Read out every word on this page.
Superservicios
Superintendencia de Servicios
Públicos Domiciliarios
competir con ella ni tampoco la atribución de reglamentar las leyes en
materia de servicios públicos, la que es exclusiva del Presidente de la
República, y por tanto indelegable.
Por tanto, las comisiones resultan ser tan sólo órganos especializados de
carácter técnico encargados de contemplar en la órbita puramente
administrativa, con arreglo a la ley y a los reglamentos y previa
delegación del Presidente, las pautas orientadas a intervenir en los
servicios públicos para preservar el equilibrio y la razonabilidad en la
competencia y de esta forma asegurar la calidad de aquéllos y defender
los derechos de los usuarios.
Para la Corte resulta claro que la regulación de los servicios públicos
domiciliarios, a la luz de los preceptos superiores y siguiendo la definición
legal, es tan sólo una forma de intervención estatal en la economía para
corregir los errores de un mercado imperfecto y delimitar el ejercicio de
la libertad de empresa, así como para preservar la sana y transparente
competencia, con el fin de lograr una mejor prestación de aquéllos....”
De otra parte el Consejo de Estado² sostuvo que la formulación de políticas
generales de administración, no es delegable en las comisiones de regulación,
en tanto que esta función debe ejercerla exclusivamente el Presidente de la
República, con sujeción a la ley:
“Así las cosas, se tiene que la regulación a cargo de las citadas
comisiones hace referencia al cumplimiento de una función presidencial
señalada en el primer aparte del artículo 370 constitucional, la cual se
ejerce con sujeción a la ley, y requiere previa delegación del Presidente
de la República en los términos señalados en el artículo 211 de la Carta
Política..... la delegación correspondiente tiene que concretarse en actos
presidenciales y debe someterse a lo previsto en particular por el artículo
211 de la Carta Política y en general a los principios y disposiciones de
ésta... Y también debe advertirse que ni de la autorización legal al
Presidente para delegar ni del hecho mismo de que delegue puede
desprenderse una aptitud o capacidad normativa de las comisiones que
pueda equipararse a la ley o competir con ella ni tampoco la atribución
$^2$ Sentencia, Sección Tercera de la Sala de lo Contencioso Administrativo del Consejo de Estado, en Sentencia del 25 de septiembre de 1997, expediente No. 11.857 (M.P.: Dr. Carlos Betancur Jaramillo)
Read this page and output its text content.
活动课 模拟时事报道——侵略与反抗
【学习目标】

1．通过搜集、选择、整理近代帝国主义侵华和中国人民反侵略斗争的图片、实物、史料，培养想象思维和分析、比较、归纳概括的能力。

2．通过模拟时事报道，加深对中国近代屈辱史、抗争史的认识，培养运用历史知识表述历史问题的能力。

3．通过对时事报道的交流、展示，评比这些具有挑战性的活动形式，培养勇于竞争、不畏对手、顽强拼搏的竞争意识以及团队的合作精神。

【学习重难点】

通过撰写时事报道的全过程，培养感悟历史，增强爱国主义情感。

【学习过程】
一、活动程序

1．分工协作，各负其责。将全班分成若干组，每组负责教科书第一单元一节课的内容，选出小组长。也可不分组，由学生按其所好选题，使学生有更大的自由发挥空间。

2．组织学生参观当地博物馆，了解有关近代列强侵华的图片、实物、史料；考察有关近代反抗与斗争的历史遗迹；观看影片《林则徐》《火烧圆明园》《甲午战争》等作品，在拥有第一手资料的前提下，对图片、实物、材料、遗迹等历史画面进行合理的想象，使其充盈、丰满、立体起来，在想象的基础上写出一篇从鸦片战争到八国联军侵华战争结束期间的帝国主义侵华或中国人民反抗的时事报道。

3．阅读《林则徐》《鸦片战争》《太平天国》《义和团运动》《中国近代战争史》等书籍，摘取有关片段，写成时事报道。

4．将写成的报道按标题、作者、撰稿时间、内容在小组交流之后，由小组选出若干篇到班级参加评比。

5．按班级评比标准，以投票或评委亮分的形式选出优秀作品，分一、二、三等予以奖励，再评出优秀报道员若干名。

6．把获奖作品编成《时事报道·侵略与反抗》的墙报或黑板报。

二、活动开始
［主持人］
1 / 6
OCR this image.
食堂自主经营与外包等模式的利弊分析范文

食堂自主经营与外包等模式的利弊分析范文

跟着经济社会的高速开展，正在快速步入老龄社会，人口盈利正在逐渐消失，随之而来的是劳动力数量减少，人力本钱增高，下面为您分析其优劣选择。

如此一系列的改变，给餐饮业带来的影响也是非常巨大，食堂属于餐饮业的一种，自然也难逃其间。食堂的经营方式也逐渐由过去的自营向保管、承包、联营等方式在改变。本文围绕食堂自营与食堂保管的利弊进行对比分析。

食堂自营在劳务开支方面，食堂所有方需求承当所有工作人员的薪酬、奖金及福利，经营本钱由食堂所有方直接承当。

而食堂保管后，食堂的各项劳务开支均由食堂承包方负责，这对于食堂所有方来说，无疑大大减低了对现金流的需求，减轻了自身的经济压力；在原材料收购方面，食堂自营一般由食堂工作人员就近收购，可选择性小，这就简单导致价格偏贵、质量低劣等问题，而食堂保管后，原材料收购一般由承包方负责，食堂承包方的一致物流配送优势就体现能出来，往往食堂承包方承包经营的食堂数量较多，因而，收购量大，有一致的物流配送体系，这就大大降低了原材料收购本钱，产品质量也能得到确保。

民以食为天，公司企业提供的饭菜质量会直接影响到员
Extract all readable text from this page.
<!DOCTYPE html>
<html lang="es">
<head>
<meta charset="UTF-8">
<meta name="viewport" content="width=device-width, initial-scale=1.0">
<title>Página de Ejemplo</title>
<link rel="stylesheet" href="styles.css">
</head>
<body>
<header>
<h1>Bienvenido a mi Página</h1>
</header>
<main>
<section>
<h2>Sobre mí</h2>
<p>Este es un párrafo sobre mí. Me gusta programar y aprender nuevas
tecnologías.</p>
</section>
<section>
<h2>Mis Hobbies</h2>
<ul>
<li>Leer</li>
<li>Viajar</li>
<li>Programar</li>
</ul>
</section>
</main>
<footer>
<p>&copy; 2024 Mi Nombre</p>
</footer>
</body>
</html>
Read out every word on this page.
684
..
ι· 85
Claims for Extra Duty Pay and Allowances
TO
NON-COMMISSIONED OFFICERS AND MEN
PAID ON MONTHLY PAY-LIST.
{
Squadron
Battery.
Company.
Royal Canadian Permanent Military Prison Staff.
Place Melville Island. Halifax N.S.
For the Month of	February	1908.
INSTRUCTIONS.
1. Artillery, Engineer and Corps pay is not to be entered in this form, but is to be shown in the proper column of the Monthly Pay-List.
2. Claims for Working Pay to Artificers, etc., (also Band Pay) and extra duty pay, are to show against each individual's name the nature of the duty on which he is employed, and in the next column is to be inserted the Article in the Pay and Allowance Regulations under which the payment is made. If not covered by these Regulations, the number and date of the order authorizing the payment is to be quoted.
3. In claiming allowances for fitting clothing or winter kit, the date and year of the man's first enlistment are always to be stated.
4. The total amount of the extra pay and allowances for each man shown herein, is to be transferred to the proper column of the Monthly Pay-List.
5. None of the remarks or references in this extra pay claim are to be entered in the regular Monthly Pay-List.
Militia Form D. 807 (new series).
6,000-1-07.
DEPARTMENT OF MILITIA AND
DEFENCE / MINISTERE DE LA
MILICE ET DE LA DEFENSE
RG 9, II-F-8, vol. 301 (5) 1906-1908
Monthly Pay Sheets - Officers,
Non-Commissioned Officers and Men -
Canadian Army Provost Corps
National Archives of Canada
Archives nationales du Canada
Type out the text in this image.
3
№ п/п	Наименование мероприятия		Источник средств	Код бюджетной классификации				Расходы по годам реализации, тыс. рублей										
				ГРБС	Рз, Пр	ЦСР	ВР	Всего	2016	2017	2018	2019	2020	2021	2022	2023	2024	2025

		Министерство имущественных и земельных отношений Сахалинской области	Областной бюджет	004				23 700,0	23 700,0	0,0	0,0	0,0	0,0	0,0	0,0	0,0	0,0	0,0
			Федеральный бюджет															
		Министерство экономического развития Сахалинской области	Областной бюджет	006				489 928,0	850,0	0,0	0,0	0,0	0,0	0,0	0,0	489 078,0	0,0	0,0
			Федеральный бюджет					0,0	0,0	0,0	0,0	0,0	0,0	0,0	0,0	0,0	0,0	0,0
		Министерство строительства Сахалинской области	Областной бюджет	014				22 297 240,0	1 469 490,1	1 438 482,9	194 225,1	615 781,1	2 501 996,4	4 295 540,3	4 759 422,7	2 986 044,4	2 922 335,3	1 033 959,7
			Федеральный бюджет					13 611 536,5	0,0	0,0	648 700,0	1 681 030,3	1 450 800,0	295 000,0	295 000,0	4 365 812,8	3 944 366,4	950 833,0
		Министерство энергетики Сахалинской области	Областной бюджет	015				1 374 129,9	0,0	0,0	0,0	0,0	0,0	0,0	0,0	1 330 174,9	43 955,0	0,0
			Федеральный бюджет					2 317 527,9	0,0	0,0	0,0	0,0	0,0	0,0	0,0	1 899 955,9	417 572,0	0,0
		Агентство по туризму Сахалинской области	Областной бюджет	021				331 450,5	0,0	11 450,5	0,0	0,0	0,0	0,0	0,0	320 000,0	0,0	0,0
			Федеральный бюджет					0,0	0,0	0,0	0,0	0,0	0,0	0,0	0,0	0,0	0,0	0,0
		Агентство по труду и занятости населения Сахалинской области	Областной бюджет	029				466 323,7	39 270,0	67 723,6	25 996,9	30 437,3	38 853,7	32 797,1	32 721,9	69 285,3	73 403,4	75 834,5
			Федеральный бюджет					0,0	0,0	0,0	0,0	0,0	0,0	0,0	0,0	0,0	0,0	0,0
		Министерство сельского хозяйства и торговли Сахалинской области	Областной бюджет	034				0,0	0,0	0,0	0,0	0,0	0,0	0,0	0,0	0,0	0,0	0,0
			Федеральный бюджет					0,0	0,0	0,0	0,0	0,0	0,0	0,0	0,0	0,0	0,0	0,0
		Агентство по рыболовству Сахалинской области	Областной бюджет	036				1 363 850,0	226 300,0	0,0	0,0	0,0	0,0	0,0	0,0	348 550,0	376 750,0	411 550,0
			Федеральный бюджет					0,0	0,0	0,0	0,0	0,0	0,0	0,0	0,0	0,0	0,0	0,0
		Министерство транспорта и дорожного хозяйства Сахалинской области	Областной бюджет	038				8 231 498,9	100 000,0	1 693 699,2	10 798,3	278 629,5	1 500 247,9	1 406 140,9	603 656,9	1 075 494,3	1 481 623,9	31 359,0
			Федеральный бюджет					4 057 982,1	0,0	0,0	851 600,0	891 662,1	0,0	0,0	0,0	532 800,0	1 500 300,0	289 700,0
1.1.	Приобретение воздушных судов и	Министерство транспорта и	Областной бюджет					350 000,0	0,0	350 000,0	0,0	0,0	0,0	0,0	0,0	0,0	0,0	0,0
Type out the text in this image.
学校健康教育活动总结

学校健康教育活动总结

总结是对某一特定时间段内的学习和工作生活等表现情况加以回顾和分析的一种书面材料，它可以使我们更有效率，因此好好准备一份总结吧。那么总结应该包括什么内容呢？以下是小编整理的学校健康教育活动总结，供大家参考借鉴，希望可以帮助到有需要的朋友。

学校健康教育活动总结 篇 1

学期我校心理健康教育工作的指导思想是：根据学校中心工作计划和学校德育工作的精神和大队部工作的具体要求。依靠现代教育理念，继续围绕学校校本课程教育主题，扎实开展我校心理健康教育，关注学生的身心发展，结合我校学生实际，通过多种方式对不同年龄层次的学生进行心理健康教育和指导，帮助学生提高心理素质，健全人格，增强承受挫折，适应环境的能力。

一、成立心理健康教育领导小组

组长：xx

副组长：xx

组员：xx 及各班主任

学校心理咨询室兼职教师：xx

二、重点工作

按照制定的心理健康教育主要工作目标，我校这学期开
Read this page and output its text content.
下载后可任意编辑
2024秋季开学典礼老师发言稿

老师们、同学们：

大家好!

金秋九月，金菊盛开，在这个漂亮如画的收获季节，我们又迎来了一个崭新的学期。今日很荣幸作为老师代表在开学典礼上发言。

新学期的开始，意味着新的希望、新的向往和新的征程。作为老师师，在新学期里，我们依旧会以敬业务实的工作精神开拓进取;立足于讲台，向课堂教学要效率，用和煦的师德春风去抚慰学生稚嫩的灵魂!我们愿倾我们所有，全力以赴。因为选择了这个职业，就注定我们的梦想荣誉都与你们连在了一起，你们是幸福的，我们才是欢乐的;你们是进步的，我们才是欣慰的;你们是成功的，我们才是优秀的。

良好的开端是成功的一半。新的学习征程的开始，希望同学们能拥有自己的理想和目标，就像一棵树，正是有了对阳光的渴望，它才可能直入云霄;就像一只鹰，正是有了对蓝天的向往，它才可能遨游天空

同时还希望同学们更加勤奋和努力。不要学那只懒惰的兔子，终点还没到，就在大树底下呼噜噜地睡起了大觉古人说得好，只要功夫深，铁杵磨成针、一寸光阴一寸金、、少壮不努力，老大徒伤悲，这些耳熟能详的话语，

━━━━━━

What the task requires
Report only the number of lines in the records that include the word "Canadian".

Expected answer
2